↓
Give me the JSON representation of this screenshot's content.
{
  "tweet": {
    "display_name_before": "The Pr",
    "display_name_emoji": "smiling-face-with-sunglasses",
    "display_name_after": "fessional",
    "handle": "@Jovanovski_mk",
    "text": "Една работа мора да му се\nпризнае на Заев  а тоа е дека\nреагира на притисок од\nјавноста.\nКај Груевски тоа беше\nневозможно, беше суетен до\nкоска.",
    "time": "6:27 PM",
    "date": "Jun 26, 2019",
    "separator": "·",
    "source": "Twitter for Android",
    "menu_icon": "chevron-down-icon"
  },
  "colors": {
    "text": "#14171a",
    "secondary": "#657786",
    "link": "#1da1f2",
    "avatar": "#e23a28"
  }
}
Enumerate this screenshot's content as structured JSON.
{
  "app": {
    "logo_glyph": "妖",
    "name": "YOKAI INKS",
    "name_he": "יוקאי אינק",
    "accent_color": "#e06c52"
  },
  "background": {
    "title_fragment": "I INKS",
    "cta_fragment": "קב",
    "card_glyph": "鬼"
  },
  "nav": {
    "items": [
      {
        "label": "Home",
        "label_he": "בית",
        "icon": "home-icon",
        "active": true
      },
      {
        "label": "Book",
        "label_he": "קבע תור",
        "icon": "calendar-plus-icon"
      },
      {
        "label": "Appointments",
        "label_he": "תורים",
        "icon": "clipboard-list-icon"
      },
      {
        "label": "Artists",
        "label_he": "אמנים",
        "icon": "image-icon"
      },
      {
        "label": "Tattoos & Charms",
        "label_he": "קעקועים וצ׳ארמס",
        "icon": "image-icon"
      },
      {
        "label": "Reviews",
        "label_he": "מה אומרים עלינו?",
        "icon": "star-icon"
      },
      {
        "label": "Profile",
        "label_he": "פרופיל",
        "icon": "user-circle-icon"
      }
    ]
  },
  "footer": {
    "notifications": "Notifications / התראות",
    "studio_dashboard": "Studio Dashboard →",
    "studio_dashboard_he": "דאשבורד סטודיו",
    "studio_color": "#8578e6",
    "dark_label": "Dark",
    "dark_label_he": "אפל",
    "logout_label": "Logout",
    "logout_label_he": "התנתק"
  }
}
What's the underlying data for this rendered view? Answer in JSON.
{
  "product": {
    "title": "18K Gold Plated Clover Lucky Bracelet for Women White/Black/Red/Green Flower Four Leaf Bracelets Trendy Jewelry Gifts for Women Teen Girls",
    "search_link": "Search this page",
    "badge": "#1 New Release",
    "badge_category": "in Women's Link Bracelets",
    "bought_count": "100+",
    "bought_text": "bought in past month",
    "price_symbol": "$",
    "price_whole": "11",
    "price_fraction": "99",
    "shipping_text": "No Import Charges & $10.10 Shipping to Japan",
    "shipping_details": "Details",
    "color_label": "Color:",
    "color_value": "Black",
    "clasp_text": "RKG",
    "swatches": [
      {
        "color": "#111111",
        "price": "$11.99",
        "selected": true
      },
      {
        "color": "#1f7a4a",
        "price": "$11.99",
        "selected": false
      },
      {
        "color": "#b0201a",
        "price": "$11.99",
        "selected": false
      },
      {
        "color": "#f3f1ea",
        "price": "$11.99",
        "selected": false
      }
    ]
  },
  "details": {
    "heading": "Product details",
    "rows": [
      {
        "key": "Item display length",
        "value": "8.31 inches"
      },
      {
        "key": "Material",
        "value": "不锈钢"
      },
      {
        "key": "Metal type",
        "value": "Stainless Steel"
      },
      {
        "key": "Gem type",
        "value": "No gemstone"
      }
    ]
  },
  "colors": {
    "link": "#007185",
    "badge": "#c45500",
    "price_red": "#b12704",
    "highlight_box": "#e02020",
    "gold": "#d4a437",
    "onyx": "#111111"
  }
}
↑
### [Your objective]
Reproduce each entry above exactly, keeping every word.

### [Finished task]
Give me the JSON representation of this screenshot's content.
{
  "tweet": {
    "display_name_before": "The Pr",
    "display_name_emoji": "smiling-face-with-sunglasses",
    "display_name_after": "fessional",
    "handle": "@Jovanovski_mk",
    "text": "Една работа мора да му се\nпризнае на Заев  а тоа е дека\nреагира на притисок од\nјавноста.\nКај Груевски тоа беше\nневозможно, беше суетен до\nкоска.",
    "time": "6:27 PM",
    "date": "Jun 26, 2019",
    "separator": "·",
    "source": "Twitter for Android",
    "menu_icon": "chevron-down-icon"
  },
  "colors": {
    "text": "#14171a",
    "secondary": "#657786",
    "link": "#1da1f2",
    "avatar": "#e23a28"
  }
}
Enumerate this screenshot's content as structured JSON.
{
  "app": {
    "logo_glyph": "妖",
    "name": "YOKAI INKS",
    "name_he": "יוקאי אינק",
    "accent_color": "#e06c52"
  },
  "background": {
    "title_fragment": "I INKS",
    "cta_fragment": "קב",
    "card_glyph": "鬼"
  },
  "nav": {
    "items": [
      {
        "label": "Home",
        "label_he": "בית",
        "icon": "home-icon",
        "active": true
      },
      {
        "label": "Book",
        "label_he": "קבע תור",
        "icon": "calendar-plus-icon"
      },
      {
        "label": "Appointments",
        "label_he": "תורים",
        "icon": "clipboard-list-icon"
      },
      {
        "label": "Artists",
        "label_he": "אמנים",
        "icon": "image-icon"
      },
      {
        "label": "Tattoos & Charms",
        "label_he": "קעקועים וצ׳ארמס",
        "icon": "image-icon"
      },
      {
        "label": "Reviews",
        "label_he": "מה אומרים עלינו?",
        "icon": "star-icon"
      },
      {
        "label": "Profile",
        "label_he": "פרופיל",
        "icon": "user-circle-icon"
      }
    ]
  },
  "footer": {
    "notifications": "Notifications / התראות",
    "studio_dashboard": "Studio Dashboard →",
    "studio_dashboard_he": "דאשבורד סטודיו",
    "studio_color": "#8578e6",
    "dark_label": "Dark",
    "dark_label_he": "אפל",
    "logout_label": "Logout",
    "logout_label_he": "התנתק"
  }
}
What's the underlying data for this rendered view? Answer in JSON.
{
  "product": {
    "title": "18K Gold Plated Clover Lucky Bracelet for Women White/Black/Red/Green Flower Four Leaf Bracelets Trendy Jewelry Gifts for Women Teen Girls",
    "search_link": "Search this page",
    "badge": "#1 New Release",
    "badge_category": "in Women's Link Bracelets",
    "bought_count": "100+",
    "bought_text": "bought in past month",
    "price_symbol": "$",
    "price_whole": "11",
    "price_fraction": "99",
    "shipping_text": "No Import Charges & $10.10 Shipping to Japan",
    "shipping_details": "Details",
    "color_label": "Color:",
    "color_value": "Black",
    "clasp_text": "RKG",
    "swatches": [
      {
        "color": "#111111",
        "price": "$11.99",
        "selected": true
      },
      {
        "color": "#1f7a4a",
        "price": "$11.99",
        "selected": false
      },
      {
        "color": "#b0201a",
        "price": "$11.99",
        "selected": false
      },
      {
        "color": "#f3f1ea",
        "price": "$11.99",
        "selected": false
      }
    ]
  },
  "details": {
    "heading": "Product details",
    "rows": [
      {
        "key": "Item display length",
        "value": "8.31 inches"
      },
      {
        "key": "Material",
        "value": "不锈钢"
      },
      {
        "key": "Metal type",
        "value": "Stainless Steel"
      },
      {
        "key": "Gem type",
        "value": "No gemstone"
      }
    ]
  },
  "colors": {
    "link": "#007185",
    "badge": "#c45500",
    "price_red": "#b12704",
    "highlight_box": "#e02020",
    "gold": "#d4a437",
    "onyx": "#111111"
  }
}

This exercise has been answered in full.